• Exercise
Every line that includes the word "kehittämiseen" is to be listed.

** Start of Data for the task **

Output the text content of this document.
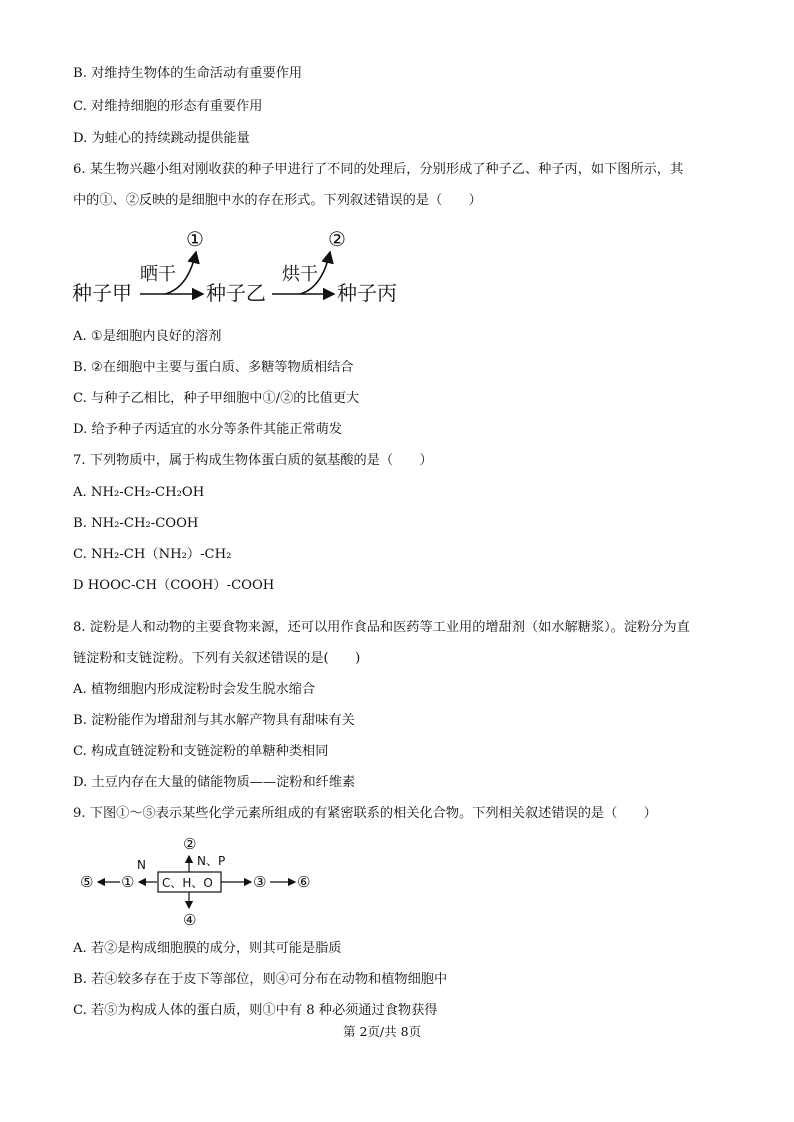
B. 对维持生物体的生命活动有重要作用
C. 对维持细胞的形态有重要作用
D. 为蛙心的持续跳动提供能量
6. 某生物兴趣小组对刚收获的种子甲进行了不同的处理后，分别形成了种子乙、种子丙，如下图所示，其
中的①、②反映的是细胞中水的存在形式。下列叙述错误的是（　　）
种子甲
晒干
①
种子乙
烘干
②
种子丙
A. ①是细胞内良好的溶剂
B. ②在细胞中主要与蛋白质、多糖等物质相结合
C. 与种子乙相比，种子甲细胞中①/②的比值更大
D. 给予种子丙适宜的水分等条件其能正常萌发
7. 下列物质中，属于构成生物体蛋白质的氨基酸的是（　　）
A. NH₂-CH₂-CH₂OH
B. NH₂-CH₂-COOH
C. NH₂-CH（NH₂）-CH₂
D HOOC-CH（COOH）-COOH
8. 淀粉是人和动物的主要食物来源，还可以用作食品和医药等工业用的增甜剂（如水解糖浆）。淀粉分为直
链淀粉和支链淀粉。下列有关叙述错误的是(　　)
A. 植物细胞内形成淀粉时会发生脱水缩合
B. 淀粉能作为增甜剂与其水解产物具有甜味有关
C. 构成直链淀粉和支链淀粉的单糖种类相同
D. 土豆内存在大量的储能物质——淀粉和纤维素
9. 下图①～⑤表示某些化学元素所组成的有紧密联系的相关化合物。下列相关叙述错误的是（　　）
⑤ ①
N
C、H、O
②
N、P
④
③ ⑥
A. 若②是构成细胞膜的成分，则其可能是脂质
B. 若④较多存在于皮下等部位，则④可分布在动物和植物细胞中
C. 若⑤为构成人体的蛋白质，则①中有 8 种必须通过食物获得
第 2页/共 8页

** End of Data for the task **
** Start of Data for the task **

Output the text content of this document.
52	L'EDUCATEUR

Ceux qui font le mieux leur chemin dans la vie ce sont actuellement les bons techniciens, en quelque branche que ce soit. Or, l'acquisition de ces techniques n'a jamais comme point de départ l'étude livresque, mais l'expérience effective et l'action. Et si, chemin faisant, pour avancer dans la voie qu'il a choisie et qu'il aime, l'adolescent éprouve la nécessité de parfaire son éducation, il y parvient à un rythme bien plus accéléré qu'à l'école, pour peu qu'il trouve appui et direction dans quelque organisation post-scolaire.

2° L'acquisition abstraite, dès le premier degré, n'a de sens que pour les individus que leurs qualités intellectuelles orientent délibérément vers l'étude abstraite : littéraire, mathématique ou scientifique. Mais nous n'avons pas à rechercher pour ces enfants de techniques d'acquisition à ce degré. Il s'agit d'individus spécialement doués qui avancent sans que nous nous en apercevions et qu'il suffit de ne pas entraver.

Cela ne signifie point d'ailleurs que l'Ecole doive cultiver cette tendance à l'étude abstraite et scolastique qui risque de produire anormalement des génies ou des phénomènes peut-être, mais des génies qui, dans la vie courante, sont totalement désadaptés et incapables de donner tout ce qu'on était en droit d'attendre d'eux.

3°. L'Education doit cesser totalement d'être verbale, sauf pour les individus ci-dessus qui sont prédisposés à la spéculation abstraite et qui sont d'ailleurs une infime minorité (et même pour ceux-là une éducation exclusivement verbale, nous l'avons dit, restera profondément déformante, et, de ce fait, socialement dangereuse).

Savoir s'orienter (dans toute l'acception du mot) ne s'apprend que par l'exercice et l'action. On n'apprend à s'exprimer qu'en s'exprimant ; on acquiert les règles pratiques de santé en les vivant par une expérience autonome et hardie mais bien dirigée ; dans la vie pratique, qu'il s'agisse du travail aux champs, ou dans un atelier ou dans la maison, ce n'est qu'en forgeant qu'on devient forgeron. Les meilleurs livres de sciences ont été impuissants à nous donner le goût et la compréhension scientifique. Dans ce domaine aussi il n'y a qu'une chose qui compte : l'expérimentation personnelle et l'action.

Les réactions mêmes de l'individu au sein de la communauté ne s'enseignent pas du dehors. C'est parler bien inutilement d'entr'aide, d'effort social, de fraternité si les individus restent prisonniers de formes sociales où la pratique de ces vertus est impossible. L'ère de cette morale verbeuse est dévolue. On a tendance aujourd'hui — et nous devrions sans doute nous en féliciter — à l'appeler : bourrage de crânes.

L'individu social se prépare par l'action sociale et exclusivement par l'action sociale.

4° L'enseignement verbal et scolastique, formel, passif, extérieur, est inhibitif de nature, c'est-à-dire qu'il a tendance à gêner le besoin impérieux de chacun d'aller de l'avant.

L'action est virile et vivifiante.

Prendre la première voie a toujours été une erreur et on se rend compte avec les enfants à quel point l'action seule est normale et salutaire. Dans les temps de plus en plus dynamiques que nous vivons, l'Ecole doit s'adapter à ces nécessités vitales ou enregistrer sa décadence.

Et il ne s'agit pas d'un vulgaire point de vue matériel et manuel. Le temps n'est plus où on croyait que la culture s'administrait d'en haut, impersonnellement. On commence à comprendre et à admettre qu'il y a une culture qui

** End of Data for the task **
** Start of Data for the task **

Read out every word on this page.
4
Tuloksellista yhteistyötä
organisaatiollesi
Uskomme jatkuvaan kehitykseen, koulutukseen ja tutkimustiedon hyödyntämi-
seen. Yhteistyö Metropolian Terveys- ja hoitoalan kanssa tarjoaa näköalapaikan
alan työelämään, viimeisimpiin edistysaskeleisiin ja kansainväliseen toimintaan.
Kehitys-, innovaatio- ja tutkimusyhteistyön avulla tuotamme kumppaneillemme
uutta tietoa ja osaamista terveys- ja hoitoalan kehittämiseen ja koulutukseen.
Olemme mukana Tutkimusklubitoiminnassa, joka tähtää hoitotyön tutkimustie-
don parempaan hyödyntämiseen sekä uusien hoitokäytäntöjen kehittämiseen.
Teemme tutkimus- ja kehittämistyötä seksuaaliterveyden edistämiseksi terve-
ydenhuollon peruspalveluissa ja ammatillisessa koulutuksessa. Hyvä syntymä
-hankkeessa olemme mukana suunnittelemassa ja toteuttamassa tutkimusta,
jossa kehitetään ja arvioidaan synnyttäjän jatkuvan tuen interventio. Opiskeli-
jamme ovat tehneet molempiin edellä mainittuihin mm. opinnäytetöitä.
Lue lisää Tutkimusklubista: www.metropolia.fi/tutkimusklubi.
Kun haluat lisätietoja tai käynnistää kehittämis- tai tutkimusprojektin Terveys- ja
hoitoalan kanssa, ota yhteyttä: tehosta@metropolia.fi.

** End of Data for the task **

• Output below
uutta tietoa ja osaamista terveys- ja hoitoalan kehittämiseen ja koulutukseen.
don parempaan hyödyntämiseen sekä uusien hoitokäytäntöjen kehittämiseen.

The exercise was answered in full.